## [What to do]
Skip the pictures. Copy all the rest of the records down exactly.

╭─ Raw records

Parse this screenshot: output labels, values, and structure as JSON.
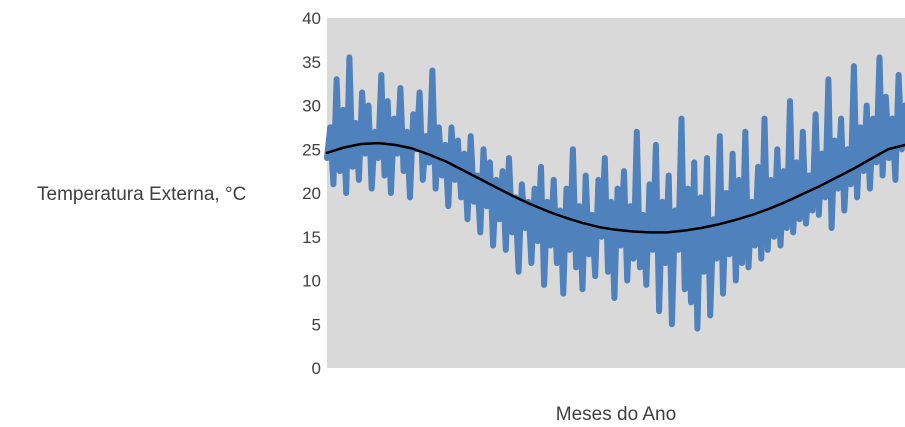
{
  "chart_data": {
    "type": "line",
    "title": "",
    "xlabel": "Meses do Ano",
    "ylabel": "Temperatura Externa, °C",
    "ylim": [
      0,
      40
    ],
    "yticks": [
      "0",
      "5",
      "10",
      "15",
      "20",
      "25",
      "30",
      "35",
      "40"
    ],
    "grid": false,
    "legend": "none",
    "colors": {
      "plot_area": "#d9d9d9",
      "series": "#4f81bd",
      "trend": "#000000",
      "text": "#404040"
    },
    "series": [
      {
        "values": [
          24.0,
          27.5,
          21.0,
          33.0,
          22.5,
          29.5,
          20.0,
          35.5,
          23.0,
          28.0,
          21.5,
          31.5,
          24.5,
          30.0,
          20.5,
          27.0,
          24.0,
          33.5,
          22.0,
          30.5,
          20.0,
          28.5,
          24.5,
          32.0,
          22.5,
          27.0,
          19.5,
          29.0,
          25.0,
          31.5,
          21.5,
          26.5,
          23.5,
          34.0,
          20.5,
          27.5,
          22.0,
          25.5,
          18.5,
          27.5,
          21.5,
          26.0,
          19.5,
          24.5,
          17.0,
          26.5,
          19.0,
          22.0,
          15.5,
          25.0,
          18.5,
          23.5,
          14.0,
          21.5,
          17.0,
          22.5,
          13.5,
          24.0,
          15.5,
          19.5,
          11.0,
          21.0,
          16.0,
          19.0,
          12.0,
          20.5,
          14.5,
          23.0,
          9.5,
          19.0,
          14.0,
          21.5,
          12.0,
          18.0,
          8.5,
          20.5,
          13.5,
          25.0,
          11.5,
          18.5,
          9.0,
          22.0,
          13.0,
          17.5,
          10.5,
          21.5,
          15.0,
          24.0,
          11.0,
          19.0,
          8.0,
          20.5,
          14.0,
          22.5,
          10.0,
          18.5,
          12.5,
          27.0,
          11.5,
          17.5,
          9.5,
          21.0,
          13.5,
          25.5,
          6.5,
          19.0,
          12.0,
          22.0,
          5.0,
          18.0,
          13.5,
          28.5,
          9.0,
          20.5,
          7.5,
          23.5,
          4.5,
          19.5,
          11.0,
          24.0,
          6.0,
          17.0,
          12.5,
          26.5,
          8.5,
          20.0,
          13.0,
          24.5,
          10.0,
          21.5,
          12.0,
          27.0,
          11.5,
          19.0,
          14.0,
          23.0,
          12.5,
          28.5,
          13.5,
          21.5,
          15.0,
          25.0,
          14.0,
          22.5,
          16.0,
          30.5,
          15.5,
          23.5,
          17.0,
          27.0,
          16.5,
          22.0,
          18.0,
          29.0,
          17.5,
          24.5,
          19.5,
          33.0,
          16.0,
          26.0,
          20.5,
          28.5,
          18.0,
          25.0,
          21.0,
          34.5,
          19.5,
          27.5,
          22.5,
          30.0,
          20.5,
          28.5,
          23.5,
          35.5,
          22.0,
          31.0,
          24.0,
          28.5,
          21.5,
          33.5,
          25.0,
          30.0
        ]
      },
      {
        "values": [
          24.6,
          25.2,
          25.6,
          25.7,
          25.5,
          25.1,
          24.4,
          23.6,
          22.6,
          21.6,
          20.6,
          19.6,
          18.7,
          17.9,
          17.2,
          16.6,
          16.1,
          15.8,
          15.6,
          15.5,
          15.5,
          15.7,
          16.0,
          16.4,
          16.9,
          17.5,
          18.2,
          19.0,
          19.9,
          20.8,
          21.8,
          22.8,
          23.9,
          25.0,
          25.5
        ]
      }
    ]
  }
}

╰─

## [Full output]
Parse this screenshot: output labels, values, and structure as JSON.
{
  "chart_data": {
    "type": "line",
    "title": "",
    "xlabel": "Meses do Ano",
    "ylabel": "Temperatura Externa, °C",
    "ylim": [
      0,
      40
    ],
    "yticks": [
      "0",
      "5",
      "10",
      "15",
      "20",
      "25",
      "30",
      "35",
      "40"
    ],
    "grid": false,
    "legend": "none",
    "colors": {
      "plot_area": "#d9d9d9",
      "series": "#4f81bd",
      "trend": "#000000",
      "text": "#404040"
    },
    "series": [
      {
        "values": [
          24.0,
          27.5,
          21.0,
          33.0,
          22.5,
          29.5,
          20.0,
          35.5,
          23.0,
          28.0,
          21.5,
          31.5,
          24.5,
          30.0,
          20.5,
          27.0,
          24.0,
          33.5,
          22.0,
          30.5,
          20.0,
          28.5,
          24.5,
          32.0,
          22.5,
          27.0,
          19.5,
          29.0,
          25.0,
          31.5,
          21.5,
          26.5,
          23.5,
          34.0,
          20.5,
          27.5,
          22.0,
          25.5,
          18.5,
          27.5,
          21.5,
          26.0,
          19.5,
          24.5,
          17.0,
          26.5,
          19.0,
          22.0,
          15.5,
          25.0,
          18.5,
          23.5,
          14.0,
          21.5,
          17.0,
          22.5,
          13.5,
          24.0,
          15.5,
          19.5,
          11.0,
          21.0,
          16.0,
          19.0,
          12.0,
          20.5,
          14.5,
          23.0,
          9.5,
          19.0,
          14.0,
          21.5,
          12.0,
          18.0,
          8.5,
          20.5,
          13.5,
          25.0,
          11.5,
          18.5,
          9.0,
          22.0,
          13.0,
          17.5,
          10.5,
          21.5,
          15.0,
          24.0,
          11.0,
          19.0,
          8.0,
          20.5,
          14.0,
          22.5,
          10.0,
          18.5,
          12.5,
          27.0,
          11.5,
          17.5,
          9.5,
          21.0,
          13.5,
          25.5,
          6.5,
          19.0,
          12.0,
          22.0,
          5.0,
          18.0,
          13.5,
          28.5,
          9.0,
          20.5,
          7.5,
          23.5,
          4.5,
          19.5,
          11.0,
          24.0,
          6.0,
          17.0,
          12.5,
          26.5,
          8.5,
          20.0,
          13.0,
          24.5,
          10.0,
          21.5,
          12.0,
          27.0,
          11.5,
          19.0,
          14.0,
          23.0,
          12.5,
          28.5,
          13.5,
          21.5,
          15.0,
          25.0,
          14.0,
          22.5,
          16.0,
          30.5,
          15.5,
          23.5,
          17.0,
          27.0,
          16.5,
          22.0,
          18.0,
          29.0,
          17.5,
          24.5,
          19.5,
          33.0,
          16.0,
          26.0,
          20.5,
          28.5,
          18.0,
          25.0,
          21.0,
          34.5,
          19.5,
          27.5,
          22.5,
          30.0,
          20.5,
          28.5,
          23.5,
          35.5,
          22.0,
          31.0,
          24.0,
          28.5,
          21.5,
          33.5,
          25.0,
          30.0
        ]
      },
      {
        "values": [
          24.6,
          25.2,
          25.6,
          25.7,
          25.5,
          25.1,
          24.4,
          23.6,
          22.6,
          21.6,
          20.6,
          19.6,
          18.7,
          17.9,
          17.2,
          16.6,
          16.1,
          15.8,
          15.6,
          15.5,
          15.5,
          15.7,
          16.0,
          16.4,
          16.9,
          17.5,
          18.2,
          19.0,
          19.9,
          20.8,
          21.8,
          22.8,
          23.9,
          25.0,
          25.5
        ]
      }
    ]
  }
}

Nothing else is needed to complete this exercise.